#### [AIM]
Copy out each line that has "Heavy" in it.

Chart and figure data:
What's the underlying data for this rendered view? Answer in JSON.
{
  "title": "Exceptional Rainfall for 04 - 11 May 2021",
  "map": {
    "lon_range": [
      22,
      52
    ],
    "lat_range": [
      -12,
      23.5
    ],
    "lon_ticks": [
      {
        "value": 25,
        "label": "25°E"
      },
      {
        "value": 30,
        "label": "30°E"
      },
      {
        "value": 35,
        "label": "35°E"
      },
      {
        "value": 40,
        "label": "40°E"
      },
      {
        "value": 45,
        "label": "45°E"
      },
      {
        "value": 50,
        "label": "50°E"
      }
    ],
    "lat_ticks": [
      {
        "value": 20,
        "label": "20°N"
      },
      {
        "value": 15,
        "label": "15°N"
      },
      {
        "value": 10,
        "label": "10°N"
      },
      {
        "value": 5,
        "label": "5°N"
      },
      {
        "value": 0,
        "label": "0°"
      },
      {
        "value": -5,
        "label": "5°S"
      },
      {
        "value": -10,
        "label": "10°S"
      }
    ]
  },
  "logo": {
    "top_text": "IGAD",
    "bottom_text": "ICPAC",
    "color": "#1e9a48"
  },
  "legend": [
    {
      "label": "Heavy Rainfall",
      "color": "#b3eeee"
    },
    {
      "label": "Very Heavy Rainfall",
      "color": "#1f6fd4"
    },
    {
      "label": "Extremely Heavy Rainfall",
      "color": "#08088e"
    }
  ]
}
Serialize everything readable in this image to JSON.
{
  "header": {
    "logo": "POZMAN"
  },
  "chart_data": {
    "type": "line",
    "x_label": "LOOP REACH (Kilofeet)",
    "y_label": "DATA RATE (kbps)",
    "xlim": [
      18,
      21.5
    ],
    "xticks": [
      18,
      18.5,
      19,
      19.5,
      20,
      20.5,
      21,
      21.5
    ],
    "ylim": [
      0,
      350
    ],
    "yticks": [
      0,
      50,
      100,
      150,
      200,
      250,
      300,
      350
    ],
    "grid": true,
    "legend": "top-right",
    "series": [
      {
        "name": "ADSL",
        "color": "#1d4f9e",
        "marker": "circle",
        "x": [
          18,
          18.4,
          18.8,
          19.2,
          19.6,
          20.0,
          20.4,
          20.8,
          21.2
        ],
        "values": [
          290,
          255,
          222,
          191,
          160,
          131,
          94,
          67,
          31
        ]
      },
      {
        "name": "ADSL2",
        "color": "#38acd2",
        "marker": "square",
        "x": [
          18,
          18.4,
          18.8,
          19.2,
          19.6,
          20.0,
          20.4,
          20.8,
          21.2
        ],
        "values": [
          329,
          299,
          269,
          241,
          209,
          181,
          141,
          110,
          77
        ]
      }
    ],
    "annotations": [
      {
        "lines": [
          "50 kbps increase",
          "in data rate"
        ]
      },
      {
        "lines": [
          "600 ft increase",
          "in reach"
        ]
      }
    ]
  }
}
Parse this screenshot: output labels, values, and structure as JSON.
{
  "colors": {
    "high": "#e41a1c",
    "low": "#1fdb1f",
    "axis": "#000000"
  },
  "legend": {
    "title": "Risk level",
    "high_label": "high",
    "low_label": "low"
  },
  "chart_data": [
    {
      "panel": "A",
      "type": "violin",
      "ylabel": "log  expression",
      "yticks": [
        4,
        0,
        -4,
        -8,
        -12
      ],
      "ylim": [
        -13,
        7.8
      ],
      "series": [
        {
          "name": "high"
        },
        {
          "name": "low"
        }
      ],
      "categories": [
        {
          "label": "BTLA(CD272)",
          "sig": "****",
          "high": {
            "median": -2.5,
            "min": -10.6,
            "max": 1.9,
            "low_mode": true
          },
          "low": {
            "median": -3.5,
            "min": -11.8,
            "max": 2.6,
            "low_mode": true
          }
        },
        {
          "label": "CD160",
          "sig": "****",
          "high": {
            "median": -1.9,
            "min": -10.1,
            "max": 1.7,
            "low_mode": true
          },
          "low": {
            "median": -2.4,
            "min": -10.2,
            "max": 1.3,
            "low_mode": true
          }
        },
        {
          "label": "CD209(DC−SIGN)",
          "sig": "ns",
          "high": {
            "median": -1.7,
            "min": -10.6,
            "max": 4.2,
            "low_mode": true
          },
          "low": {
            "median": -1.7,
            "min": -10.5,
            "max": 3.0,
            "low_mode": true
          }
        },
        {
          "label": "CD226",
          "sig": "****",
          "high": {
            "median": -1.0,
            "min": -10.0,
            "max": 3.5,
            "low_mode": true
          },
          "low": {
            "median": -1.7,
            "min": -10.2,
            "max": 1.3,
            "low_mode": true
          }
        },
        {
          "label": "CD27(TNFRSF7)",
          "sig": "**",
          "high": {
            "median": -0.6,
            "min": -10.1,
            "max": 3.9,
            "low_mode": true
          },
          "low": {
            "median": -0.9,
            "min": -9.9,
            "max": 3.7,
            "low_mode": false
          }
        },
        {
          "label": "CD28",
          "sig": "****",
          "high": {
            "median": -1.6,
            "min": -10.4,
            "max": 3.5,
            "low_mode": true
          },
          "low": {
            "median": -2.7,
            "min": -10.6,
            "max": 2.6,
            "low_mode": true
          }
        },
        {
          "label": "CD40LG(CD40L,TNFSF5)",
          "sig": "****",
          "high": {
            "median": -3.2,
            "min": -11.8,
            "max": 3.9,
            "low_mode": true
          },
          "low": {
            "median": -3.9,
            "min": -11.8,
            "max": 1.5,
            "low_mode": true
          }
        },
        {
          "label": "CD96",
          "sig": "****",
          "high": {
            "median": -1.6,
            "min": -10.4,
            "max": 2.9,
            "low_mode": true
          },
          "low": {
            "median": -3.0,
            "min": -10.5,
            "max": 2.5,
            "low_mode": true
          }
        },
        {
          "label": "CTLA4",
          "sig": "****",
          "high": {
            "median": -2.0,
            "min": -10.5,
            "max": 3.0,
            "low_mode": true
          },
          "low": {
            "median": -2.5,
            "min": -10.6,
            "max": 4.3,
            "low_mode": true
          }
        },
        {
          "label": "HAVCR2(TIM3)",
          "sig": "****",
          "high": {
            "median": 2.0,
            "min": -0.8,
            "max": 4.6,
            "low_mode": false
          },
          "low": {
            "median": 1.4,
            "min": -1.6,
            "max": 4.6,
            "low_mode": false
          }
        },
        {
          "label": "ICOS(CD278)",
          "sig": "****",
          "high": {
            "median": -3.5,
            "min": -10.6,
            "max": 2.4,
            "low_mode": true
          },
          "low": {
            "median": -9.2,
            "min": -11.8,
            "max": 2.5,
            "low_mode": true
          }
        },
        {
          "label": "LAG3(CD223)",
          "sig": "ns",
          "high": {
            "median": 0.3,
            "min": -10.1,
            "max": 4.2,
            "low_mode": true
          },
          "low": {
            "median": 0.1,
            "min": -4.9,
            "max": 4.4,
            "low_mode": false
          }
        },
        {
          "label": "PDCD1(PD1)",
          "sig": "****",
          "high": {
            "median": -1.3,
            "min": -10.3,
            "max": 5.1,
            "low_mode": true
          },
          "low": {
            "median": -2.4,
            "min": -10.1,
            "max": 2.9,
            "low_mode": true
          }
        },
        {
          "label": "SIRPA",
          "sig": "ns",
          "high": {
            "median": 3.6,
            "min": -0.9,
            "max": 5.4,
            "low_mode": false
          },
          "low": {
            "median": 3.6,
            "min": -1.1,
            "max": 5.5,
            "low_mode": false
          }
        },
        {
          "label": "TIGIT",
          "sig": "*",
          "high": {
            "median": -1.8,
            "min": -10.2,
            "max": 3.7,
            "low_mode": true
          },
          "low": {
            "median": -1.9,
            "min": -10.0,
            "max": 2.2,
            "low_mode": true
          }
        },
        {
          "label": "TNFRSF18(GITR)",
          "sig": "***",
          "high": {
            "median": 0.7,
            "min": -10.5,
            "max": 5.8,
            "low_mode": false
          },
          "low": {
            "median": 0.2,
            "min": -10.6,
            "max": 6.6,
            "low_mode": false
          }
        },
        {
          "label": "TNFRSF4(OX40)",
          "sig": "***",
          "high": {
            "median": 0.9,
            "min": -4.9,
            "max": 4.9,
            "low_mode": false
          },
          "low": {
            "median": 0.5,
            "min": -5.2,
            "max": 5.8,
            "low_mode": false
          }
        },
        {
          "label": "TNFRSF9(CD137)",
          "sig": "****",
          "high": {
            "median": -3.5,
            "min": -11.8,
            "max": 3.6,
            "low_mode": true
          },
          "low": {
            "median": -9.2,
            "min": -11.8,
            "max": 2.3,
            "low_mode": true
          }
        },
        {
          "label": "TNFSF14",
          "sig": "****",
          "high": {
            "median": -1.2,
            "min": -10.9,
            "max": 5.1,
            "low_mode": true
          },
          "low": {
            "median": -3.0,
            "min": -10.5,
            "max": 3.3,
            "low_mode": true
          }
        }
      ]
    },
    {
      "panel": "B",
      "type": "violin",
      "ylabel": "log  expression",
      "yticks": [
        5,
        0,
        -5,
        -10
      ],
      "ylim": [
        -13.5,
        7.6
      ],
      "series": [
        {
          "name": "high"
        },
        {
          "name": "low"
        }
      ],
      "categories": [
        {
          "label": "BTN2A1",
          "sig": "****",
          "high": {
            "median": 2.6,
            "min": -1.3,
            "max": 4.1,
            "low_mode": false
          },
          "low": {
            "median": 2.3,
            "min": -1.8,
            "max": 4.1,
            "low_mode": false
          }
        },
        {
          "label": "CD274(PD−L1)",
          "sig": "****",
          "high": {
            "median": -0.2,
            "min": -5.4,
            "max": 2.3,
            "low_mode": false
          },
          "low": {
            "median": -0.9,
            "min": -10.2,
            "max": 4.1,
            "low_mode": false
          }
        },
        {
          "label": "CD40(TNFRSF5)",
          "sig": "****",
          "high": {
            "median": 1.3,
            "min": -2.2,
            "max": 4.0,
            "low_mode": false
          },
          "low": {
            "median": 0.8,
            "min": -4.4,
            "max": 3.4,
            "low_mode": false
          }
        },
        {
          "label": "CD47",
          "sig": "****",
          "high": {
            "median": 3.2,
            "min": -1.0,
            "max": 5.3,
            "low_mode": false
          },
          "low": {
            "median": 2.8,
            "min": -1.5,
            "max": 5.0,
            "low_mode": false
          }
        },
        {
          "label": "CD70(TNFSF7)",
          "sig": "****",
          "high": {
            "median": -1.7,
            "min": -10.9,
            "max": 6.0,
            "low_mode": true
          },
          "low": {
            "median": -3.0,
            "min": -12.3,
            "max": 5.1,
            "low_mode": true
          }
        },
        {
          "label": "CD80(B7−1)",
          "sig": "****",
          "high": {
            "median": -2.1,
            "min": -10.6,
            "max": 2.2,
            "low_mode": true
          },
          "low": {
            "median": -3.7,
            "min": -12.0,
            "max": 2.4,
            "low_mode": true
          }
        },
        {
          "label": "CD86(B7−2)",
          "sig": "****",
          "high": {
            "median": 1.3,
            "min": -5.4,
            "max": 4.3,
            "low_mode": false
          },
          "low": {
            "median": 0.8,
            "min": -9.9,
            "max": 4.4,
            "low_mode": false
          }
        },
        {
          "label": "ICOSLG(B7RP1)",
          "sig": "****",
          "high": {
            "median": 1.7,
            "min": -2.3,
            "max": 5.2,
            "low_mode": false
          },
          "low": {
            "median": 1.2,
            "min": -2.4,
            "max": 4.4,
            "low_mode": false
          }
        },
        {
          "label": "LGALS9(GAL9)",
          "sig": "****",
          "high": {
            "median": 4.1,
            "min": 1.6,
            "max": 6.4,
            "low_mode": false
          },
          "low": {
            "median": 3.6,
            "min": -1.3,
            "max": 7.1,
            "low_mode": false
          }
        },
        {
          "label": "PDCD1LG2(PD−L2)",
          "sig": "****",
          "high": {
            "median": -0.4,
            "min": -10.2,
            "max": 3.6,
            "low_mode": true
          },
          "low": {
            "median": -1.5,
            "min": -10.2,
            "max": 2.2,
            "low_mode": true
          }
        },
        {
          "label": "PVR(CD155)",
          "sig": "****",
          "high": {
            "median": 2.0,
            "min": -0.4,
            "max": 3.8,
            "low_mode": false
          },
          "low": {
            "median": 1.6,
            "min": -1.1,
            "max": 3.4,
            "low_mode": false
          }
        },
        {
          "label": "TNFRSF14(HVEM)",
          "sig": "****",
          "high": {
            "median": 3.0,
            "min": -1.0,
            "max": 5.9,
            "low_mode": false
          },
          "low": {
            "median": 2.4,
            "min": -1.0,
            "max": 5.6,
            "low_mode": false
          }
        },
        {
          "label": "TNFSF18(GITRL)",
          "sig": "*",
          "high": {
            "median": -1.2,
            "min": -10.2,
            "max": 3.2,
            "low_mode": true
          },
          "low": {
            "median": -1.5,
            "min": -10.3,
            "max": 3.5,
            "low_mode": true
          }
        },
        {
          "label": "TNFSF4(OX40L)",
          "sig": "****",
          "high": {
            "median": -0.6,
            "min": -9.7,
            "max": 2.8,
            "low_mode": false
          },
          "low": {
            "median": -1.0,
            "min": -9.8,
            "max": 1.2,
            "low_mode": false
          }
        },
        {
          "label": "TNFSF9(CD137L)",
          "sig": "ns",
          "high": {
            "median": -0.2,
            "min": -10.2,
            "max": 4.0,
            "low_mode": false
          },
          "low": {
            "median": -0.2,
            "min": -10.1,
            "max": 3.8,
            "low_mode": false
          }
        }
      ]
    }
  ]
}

#### [WORKED ANSWER]
      "label": "Heavy Rainfall",
      "label": "Very Heavy Rainfall",
      "label": "Extremely Heavy Rainfall",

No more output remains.